Document passage START
MOORE HAS PRACTICE TROUBLE: Ryan Moore backed his primary car into the wall late in the session, doing substantial left rear corner damage. The Moore Racing team immediately unloaded the identical-appearing R.C. Moore Transportation/Bill Dodge Auto Group Chevrolet back-up car and began preparing for the second practice session.
THE MORE THE BETTER: Seven of the 10 NASCAR AutoZone Elite Division, Northwest Series teams have previously competed in a NASCAR Toyota All-Star Showdown. Three-time series champion Jeff Jefferson is making his third appearance along with Gary Lewis and John Bender. Drivers making their second NASCAR Toyota All-Star Showdown appearance are Jeff Bailey, Garrett Evans, Pete Harding and Brandon Riehl.
INTERNATIONAL FLAVOR: The only driver among the 40 NASCAR AutoZone Elite Division teams not from the United States is the Northwest Series' Pete Harding, who hails from Surrey, British Columbia Canada. Along with four-time NASCAR Grand National Division, West Series champion Roy Smith, Harding, who won the Northwest Series championship in 1999, is one of two Canadian drivers to win a NASCAR title.
CONSULATION FEE: Joining Harding's team this weekend is Pete's son, Shane. The younger Harding won the Late Model track championship at Evergreen Speedway in Monroe, Wash. this season. Pete just completed his 19th season in the Northwest Series and Shane is waiting for his chance to step into his father's ride. "I'm getting a little impatient, but there is no need since he is never going to retire," quipped Shane.
Document passage END
The data START
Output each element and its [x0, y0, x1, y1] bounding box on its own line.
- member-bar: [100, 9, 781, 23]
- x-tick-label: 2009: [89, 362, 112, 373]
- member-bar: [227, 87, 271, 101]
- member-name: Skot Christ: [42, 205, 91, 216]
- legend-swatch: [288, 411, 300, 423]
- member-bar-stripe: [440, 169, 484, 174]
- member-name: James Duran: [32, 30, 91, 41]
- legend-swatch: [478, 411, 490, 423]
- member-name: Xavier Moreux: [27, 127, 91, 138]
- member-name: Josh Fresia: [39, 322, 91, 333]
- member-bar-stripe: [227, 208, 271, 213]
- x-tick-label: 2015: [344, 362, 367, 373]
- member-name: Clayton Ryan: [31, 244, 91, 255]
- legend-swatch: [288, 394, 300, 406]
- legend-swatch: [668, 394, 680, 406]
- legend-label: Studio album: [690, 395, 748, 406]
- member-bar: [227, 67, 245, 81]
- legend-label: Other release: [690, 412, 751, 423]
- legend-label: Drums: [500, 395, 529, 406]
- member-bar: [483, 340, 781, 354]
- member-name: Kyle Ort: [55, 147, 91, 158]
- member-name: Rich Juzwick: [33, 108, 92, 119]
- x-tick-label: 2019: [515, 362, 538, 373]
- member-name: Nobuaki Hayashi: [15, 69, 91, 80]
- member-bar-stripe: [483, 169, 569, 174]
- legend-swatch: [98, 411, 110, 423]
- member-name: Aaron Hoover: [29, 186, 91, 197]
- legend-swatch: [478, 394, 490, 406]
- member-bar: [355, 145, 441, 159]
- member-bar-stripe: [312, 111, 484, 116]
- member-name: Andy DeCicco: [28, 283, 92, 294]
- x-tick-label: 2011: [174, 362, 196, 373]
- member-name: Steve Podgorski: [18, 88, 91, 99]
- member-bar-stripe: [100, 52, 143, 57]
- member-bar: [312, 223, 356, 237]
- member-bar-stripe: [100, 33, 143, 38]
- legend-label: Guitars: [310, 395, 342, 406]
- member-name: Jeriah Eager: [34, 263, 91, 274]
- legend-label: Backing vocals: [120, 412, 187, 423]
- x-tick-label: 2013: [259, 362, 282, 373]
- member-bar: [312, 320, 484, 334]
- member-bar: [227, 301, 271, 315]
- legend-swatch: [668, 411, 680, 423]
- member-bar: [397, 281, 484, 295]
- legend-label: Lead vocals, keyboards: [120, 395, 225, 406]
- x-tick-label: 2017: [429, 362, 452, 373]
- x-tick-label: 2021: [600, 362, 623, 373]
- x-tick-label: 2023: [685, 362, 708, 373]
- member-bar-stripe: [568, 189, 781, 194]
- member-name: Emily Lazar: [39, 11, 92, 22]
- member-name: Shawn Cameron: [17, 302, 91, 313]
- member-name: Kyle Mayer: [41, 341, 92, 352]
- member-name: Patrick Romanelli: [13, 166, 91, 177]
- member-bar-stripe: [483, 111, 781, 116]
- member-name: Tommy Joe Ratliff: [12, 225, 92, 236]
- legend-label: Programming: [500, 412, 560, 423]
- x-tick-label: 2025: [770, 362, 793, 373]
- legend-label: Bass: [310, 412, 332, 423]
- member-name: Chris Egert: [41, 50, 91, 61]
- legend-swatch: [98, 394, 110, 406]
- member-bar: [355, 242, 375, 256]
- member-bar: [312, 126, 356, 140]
The data END
* [Work order 1]: In the NASCAR notes, what is Pete Harding's hometown?
* [Work order 2]: Please extend the NASCAR notes, starting after their final sentence.

* [Written response 1]: Surrey, British Columbia, Canada.

* [Written response 2]:
SCOUTING TRIPS: Gary Lewis has had the NASCAR Toyota All-Star Showdown on his mind since the season began. He and his team made the haul from Bothell, Wash., north of Seattle, south to Irwindale Speedway for both of the NASCAR AutoZone Elite Division, Southwest Series races this season. "I'm not real sure how much good it is going to do us since this track is different every time you're on it," says the 2000 Northwest Series champion. "I still think the experience will help us out in the long run, though."
CHAMP FAIRING WELL: Current and three-time Northwest Series champion Jeff Jefferson and his No. 42 LeMay Museum/Morgan Transport Chevrolet came out of the box fast. He posted the second-fastest time in Thursday's first practice session and was very pleased with the results. "The car was turning great," said Jefferson. "I don't get caught up in the times too much, but if the car is turning good, then it will be at the top of the charts." The second practice session produced the same results as the first with Jefferson as second-fastest. "I can't win this thing in practice. It has to translate over to the racing Friday and Saturday nights."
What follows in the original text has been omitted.